- PAGE EXCERPT:
+ + +

Example 4: Standalone RPA and RPA Cas12a Coupled One-Pot Reactions

[0178] To compare performance of nucleic acid detection by standalone RPA and RPA Cas12a coupled one-pot reactions, assays were all set up on ice. Each reaction consisted of 0.5 uM each of the primers (e.g. SEQ ID NO:67 and 70), 1 uM T15 reporter (SEQ ID NO: 38), 1 mM TCEP, 29.5 ul of TwistAmp Basic (TwistDx TABAS03KIT) by rehydrating one well of the reagent with 29.5 ul of water at room temperature, and 0.4 pM E1 gene PCR product (E1-PCR) as the nucleic acid input (positive) or equivalent water (NTC). For the RPA-Cas one-pot reactions, each reaction was supplemented with 100 nM Cas12a RNP or equivalent water (standalone RPA). The Cas12a RNP was prepared by mixing Cas12a and crRNA at 1:1.5 molar ratio in 1 NEBuffer r2.1 supplemented with 1 mM TCEP, and incubated at room temperature for 15 minutes before addition to one-pot reaction. Reactions were started by addition of 14 mM MgOAc in a total reaction volume of 50 ul. Reaction mixtures were inverted rapidly at least 20 times to ensure through mixing, then aliquoted to a 96-well plate by multi-channel pipette for at least 3 repeats for each reaction. The 96-well plate was then transferred onto a BioRad CFX96 touch, which was preheated to 42 C. The reactions were incubated at 42 C. for 60-100 cycles of incubation for 30 s followed by plate read monitoring All Channels). Thus, each cycle is approximately 42 s (30 s plus 12 s plate read). Variations to this standard protocol were specified in in each figure description.

+ + +

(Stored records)
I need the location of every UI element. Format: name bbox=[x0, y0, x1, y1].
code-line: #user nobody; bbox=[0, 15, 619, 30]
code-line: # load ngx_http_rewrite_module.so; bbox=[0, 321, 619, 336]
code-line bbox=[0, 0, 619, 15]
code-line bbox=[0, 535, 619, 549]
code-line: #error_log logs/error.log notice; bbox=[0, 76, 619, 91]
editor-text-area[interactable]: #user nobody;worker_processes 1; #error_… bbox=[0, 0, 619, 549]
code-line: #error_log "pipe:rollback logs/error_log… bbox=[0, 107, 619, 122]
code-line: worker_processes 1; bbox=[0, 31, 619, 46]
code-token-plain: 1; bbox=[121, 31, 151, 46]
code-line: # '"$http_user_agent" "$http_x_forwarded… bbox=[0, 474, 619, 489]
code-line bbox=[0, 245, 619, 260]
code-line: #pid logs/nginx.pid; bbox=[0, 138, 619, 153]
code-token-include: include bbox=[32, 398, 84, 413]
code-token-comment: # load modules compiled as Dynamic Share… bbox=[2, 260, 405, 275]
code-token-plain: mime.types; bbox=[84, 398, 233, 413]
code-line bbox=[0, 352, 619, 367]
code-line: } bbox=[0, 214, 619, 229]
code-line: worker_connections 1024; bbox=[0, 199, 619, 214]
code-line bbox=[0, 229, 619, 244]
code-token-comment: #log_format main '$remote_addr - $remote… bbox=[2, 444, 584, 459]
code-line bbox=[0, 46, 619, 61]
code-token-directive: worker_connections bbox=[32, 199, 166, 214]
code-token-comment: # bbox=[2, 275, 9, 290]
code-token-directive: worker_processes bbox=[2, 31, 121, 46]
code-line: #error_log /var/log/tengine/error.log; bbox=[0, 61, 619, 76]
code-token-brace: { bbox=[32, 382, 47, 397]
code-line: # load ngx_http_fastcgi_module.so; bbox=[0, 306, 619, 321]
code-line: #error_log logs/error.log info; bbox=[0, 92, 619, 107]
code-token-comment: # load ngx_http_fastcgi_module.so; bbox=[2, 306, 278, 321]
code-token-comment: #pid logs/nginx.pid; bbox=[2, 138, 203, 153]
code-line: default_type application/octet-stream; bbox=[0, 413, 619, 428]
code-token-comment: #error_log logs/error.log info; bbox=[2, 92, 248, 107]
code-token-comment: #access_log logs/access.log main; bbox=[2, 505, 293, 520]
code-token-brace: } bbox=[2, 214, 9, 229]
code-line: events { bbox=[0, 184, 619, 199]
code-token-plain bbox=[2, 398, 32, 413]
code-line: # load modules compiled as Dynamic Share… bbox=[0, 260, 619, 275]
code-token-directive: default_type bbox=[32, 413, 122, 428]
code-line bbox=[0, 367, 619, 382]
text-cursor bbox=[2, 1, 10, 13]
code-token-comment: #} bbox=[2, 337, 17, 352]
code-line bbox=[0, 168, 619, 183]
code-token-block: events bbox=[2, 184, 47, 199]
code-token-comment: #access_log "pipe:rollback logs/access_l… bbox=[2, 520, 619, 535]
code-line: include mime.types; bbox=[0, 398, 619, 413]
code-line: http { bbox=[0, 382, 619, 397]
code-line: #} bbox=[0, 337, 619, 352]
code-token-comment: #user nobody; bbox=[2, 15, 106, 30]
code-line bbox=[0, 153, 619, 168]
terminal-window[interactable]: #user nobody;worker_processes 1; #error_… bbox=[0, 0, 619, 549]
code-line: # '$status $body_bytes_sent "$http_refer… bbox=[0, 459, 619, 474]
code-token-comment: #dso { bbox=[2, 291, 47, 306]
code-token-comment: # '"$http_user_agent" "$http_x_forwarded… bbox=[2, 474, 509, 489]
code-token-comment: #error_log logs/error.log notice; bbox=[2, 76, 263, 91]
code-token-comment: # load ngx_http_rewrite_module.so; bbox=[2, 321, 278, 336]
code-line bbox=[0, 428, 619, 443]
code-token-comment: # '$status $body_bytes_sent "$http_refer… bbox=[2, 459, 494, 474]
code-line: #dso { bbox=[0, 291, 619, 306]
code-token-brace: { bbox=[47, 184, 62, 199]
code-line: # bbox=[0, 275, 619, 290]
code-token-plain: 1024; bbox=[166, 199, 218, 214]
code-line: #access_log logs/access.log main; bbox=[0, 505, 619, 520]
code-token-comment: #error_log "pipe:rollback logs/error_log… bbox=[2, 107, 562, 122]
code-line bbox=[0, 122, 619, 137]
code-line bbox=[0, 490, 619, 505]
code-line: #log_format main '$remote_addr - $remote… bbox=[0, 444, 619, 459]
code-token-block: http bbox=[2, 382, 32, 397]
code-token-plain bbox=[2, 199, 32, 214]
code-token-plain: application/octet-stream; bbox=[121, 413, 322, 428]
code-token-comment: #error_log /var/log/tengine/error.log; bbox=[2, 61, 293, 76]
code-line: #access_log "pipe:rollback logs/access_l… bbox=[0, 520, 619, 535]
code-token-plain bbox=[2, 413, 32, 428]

+ + +

- USING THE INFORMATION:
a) In the RPA protocol excerpt, what molar ratio of Cas12a to crRNA was used to prepare the Cas12a RNP?
b) Translate this sentence from the RPA protocol excerpt into Spanish: "Reactions were started by addition of 14 mM MgOAc in a total reaction volume of 50 ul."
c) Write a continuation of the RPA protocol excerpt, picking up right after its last sentence.
The records aren't needed for anything here.

- RESULTS BY TASK:
a) 1:1.5

b) Las reacciones se iniciaron mediante la adición de 14 mM de MgOAc en un volumen total de reacción de 50 ul.

c)
[0179] FIGS. 17A, 17B, 18, 19A, and 19B show example results of reactions performed in accordance with the conditions described in Example 4. The fluorescence in one-pot reactions corresponds to FAM signal generated from cleavage of the reporter by the Cas12a. Presence of the FAM signal indicates presence of the target, and the absence of the FAM signal indicates absence of the target. The fluorescence in standalone RPA reaction is background FAM signal without the cleavage of the reporter.

[0180] Results in FIG. 17A show FAM fluorescence signal with the positive sample (presence of target) and background FAM signal in the NTC (absence of target) in one-pot reactions coupling RPA and Cas12a. FIG. 17B shows background FAM signal in the standalone RPA reactions with both the positive sample and NTC, requiring additional analysis step to differentiate the two (such as by gel electrophoresis shown in FIG. 18). The results in FIGS. 17A and 17B indicate that detection of nucleic acid by fluorescence via coupling RPA with Cas12a is specific and straightforward.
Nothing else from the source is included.